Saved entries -
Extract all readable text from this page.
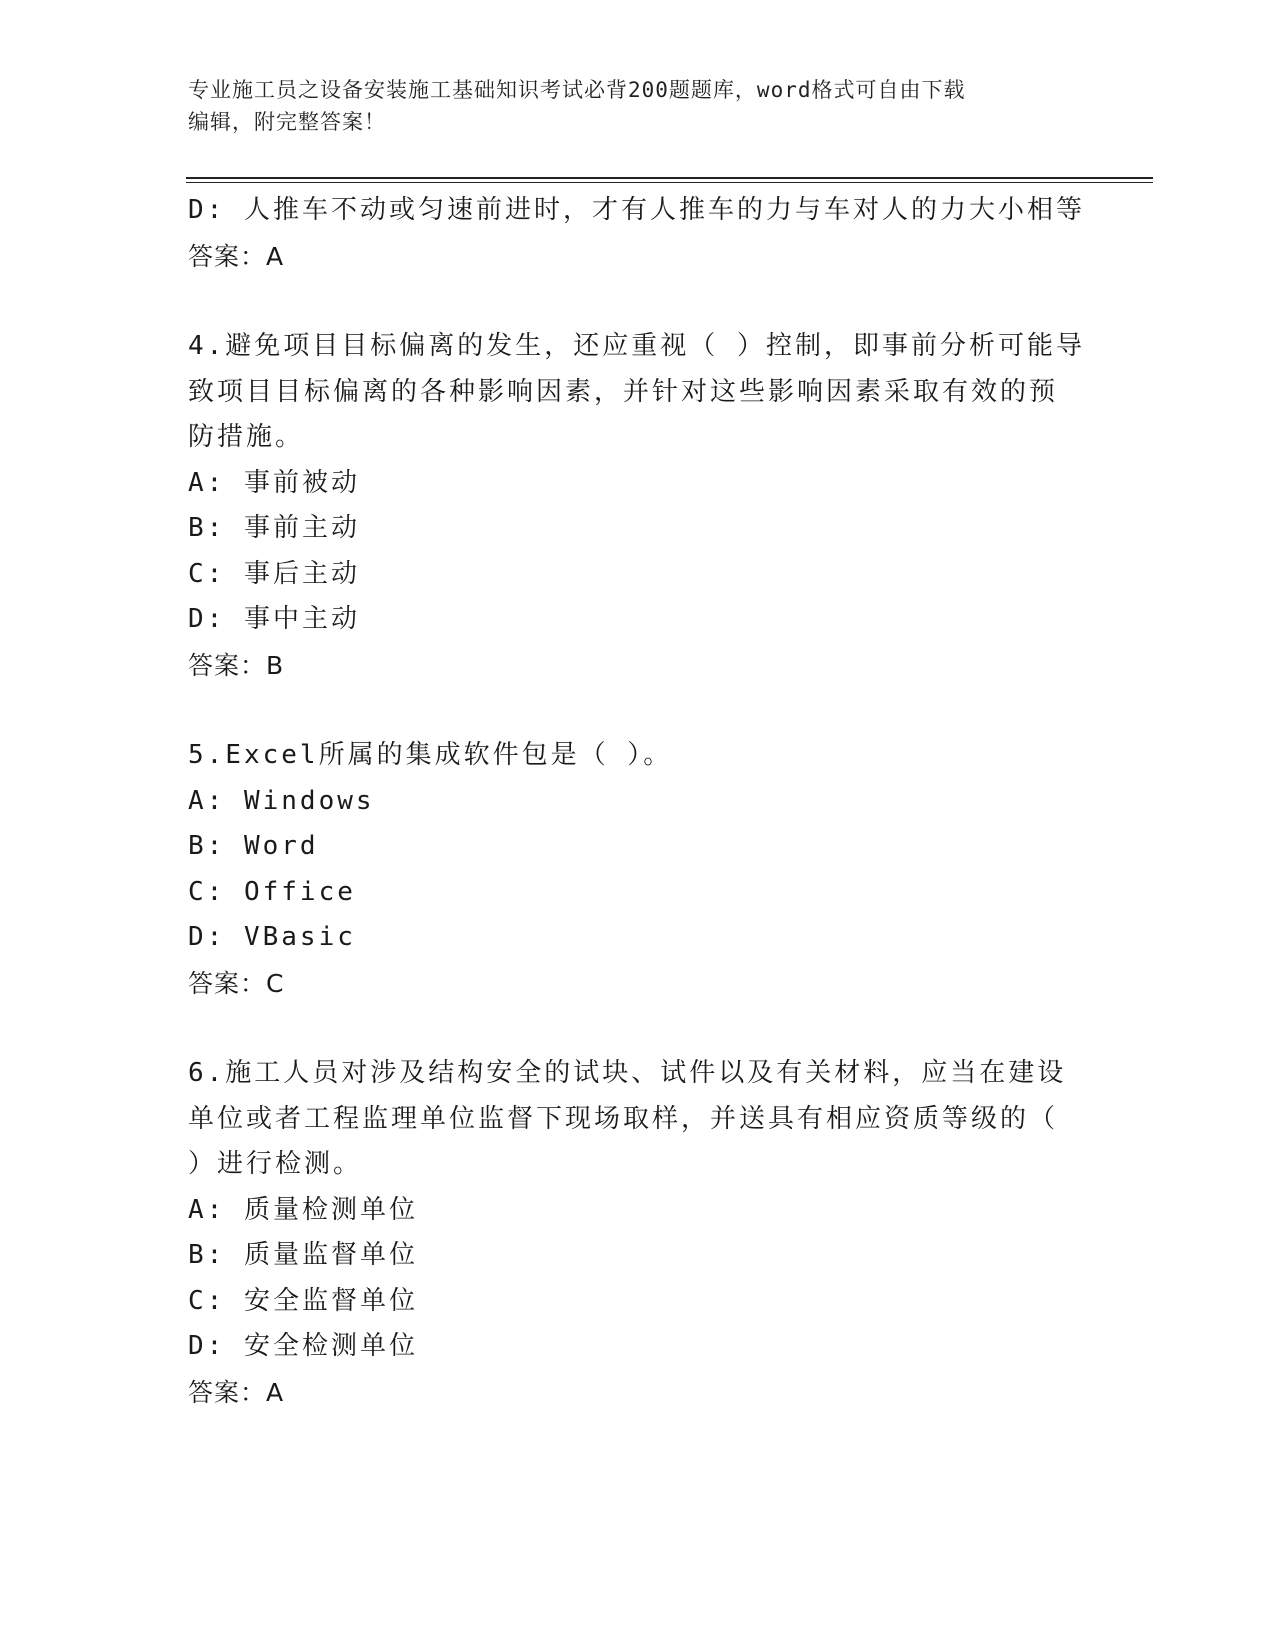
专业施工员之设备安装施工基础知识考试必背200题题库，word格式可自由下载
编辑，附完整答案！
D: 人推车不动或匀速前进时，才有人推车的力与车对人的力大小相等
答案：A
4.避免项目目标偏离的发生，还应重视（ ）控制，即事前分析可能导
致项目目标偏离的各种影响因素，并针对这些影响因素采取有效的预
防措施。
A: 事前被动
B: 事前主动
C: 事后主动
D: 事中主动
答案：B
5.Excel所属的集成软件包是（ ）。
A: Windows
B: Word
C: Office
D: VBasic
答案：C
6.施工人员对涉及结构安全的试块、试件以及有关材料，应当在建设
单位或者工程监理单位监督下现场取样，并送具有相应资质等级的（
）进行检测。
A: 质量检测单位
B: 质量监督单位
C: 安全监督单位
D: 安全检测单位
答案：A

What you have to do -
Transcribe the whole listing exactly. Pictures are excluded.

Expected answer -
Extract all readable text from this page.
专业施工员之设备安装施工基础知识考试必背200题题库，word格式可自由下载
编辑，附完整答案！
D: 人推车不动或匀速前进时，才有人推车的力与车对人的力大小相等
答案：A
4.避免项目目标偏离的发生，还应重视（ ）控制，即事前分析可能导
致项目目标偏离的各种影响因素，并针对这些影响因素采取有效的预
防措施。
A: 事前被动
B: 事前主动
C: 事后主动
D: 事中主动
答案：B
5.Excel所属的集成软件包是（ ）。
A: Windows
B: Word
C: Office
D: VBasic
答案：C
6.施工人员对涉及结构安全的试块、试件以及有关材料，应当在建设
单位或者工程监理单位监督下现场取样，并送具有相应资质等级的（
）进行检测。
A: 质量检测单位
B: 质量监督单位
C: 安全监督单位
D: 安全检测单位
答案：A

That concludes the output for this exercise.